* _OBJECTIF DE L'EXERCICE_:
Reformulez sous forme de liste le paragraphe de l'extrait qui commence par « Ainsi que le détaille la notice », en conservant ses faits principaux.

* _EXTRAIT DU DOCUMENT_:

Les Widor de Pierre Labric sur le Cavaillé-Coll de Rouen, début d’une exhumation à thésauriser
Charles-Marie Widor (1844-1937) : Cinquième Symphonie, en fa mineur, Op. 42 no 1 ; Sixième Symphonie, en sol mineur, Op. 42 no 2. Pierre Labric, orgue Cavaillé-Coll de l’abbatiale St. Ouen de Rouen. Juillet 1971. Livret en français et anglais. TT 70’30. FY Solstice SOCD 396
Ainsi que le détaille la notice de Michel Roubinet (« Résurrection d’une discographie »), la maison de François et Yvette Carbou continue d’exhumer les enregistrements réalisés par Pierre Labric au début des années 1970, pour les micros d’une entreprise locale, Téléson. Après F. Liszt, J. Demessieux, E. Reuchsel, les Sonates de Mendelssohn, C. Saint-Saëns, une intégrale Vierne, voici ce qu’on espère le début d’une réédition des dix symphonies de Widor, alors diffusées outre-Atlantique dans un coffret de onze LPs sous étiquette Musical Heritage Society. Paru en juin dernier, alors que l’interprète soufflait ses 101 bougies, ce CD a pu s’appuyer sur les bandes du fonds original, transmises par un médecin rouennais qui les avait acquises aux enchères. Malgré d’audibles points de montage, malgré quelques bruits extérieurs (lointain klaxon plage 2 à 5’13) ou de tribune, et saturations dans les tutti, la sonorité s’avère propre, et surtout dispense un relief qui nous place en étroit contact avec le prestigieux instrument.

* _DONNÉES FOURNIES_:
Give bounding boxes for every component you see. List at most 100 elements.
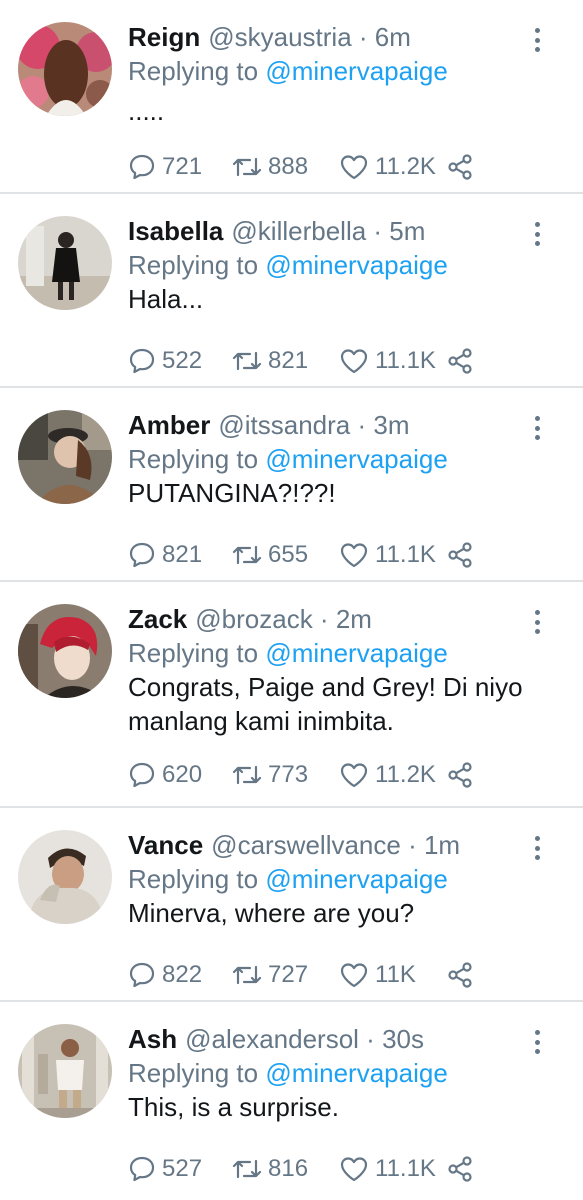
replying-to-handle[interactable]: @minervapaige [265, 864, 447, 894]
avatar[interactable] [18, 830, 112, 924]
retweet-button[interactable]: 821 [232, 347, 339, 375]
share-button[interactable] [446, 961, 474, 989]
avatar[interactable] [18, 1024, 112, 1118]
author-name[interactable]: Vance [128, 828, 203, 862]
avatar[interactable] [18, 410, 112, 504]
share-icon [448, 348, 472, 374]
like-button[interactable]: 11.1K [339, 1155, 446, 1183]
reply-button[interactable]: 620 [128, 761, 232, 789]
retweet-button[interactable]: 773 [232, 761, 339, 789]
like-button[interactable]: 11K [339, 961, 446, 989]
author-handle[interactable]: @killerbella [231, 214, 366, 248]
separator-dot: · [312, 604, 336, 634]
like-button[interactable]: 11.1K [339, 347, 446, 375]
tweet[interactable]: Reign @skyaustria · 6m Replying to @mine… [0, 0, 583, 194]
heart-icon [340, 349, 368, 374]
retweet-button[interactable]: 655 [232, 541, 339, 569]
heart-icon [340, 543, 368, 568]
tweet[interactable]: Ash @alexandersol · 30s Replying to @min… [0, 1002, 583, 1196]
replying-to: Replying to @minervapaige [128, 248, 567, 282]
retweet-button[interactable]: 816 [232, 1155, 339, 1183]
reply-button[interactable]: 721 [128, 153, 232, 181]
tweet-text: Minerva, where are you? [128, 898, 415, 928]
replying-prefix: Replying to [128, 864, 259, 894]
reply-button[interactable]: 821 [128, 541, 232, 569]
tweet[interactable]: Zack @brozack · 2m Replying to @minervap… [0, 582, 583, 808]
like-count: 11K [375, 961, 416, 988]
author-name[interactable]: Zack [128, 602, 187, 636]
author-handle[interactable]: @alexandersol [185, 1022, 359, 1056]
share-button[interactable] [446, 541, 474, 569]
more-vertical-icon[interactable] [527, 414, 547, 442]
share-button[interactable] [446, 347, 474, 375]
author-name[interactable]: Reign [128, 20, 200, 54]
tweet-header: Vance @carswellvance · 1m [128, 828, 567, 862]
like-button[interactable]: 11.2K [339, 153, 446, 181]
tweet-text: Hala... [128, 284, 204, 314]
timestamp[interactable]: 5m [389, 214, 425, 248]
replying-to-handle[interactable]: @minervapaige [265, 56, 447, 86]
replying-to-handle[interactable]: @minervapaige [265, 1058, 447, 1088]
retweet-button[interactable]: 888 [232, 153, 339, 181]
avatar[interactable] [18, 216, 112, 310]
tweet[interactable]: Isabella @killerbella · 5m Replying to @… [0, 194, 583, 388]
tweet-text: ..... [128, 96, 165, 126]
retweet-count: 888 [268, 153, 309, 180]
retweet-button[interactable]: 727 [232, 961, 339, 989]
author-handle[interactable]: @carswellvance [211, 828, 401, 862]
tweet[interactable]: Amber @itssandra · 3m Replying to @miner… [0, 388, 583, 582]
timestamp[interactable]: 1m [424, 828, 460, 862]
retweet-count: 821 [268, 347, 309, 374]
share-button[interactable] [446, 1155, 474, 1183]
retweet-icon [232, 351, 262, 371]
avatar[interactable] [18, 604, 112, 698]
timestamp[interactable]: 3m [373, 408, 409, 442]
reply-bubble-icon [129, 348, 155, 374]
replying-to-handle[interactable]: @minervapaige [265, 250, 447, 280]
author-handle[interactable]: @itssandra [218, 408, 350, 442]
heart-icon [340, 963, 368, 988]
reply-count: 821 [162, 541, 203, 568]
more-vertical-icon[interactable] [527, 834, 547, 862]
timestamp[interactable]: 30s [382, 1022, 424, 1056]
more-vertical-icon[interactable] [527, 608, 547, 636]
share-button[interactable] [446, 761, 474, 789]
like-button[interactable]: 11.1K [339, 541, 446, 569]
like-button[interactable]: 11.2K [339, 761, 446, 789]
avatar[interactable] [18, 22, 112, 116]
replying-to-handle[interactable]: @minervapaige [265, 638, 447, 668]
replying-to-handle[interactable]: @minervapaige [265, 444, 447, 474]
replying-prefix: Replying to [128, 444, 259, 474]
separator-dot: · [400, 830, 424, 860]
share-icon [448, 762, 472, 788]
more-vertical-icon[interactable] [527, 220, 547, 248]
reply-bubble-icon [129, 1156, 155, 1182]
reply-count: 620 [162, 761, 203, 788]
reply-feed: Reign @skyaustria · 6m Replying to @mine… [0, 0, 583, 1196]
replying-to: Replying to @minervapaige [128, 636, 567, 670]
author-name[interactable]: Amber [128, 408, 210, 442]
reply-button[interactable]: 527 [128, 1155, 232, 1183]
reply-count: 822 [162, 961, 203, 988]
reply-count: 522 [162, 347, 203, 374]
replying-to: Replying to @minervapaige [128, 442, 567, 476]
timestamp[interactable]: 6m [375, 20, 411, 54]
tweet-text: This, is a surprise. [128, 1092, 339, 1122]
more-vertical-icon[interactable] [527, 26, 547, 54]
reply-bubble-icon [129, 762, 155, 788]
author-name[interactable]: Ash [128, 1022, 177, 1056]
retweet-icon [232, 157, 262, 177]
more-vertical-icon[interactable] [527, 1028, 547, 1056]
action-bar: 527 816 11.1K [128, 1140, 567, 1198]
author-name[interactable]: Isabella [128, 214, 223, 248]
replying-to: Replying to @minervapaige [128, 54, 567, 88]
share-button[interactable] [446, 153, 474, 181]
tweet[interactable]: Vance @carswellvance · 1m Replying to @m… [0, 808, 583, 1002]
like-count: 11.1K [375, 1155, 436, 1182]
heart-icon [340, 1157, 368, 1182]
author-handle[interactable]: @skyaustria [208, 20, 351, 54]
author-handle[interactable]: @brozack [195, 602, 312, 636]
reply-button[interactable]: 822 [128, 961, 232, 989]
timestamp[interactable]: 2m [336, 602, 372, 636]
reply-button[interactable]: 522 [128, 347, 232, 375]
==
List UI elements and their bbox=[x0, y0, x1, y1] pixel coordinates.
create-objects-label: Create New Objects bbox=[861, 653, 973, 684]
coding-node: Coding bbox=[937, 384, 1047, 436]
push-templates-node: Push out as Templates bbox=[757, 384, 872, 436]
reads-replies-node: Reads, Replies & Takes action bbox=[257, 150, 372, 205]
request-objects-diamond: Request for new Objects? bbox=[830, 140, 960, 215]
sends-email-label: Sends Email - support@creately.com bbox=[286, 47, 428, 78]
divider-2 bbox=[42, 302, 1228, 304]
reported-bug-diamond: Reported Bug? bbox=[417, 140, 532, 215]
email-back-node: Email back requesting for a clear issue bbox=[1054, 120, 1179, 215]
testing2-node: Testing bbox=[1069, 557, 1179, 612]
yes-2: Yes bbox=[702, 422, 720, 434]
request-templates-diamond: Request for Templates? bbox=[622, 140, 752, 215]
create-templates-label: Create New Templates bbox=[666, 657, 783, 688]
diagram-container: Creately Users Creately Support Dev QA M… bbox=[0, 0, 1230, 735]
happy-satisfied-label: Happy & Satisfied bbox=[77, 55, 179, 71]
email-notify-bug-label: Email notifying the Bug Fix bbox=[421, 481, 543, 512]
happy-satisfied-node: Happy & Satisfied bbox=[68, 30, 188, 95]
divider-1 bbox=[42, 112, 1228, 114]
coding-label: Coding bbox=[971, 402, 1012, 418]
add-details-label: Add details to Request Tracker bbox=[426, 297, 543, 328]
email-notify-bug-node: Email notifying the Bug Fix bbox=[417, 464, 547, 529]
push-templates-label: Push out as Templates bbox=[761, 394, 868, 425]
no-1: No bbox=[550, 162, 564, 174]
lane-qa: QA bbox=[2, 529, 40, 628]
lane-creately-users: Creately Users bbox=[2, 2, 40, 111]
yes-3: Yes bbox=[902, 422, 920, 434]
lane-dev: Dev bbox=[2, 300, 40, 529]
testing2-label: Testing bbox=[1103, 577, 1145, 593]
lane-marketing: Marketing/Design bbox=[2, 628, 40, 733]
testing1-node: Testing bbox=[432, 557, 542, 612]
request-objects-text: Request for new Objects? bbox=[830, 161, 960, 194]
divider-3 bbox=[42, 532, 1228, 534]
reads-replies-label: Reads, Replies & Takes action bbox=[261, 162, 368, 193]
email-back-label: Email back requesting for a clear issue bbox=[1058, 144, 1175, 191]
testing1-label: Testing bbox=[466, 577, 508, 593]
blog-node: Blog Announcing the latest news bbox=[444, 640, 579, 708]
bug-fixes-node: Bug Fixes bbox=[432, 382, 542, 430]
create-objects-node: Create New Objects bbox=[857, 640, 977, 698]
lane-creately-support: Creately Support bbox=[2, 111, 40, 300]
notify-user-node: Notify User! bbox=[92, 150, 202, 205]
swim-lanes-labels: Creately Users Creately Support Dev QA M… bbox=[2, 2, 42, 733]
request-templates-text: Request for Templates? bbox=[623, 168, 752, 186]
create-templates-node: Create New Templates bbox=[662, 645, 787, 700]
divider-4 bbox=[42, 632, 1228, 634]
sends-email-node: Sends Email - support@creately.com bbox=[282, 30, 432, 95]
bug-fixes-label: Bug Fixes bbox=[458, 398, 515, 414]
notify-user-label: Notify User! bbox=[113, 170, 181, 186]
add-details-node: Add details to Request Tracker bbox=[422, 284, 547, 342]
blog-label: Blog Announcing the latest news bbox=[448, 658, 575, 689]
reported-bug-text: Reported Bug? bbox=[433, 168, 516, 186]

* _RÉPONSE PROPOSÉE_:
- La notice de Michel Roubinet (« Résurrection d'une discographie ») rappelle que la maison de François et Yvette Carbou poursuit l'exhumation des enregistrements réalisés par Pierre Labric au début des années 1970 pour l'entreprise locale Téléson.
- Après F. Liszt, J. Demessieux, E. Reuchsel, les Sonates de Mendelssohn, C. Saint-Saëns et une intégrale Vierne, ce disque est, on l'espère, le début d'une réédition des dix symphonies de Widor. Celles-ci avaient alors été diffusées outre-Atlantique dans un coffret de onze LPs sous étiquette Musical Heritage Society.
- Le CD est paru en juin dernier, alors que l'interprète fêtait ses 101 ans. Il s'appuie sur les bandes du fonds original, transmises par un médecin rouennais qui les avait acquises aux enchères.
- Le son présente des points de montage audibles, quelques bruits extérieurs (un klaxon lointain, plage 2 à 5'13) ou de tribune et des saturations dans les tutti. Il reste propre et offre un relief qui met l'auditeur en étroit contact avec le prestigieux instrument.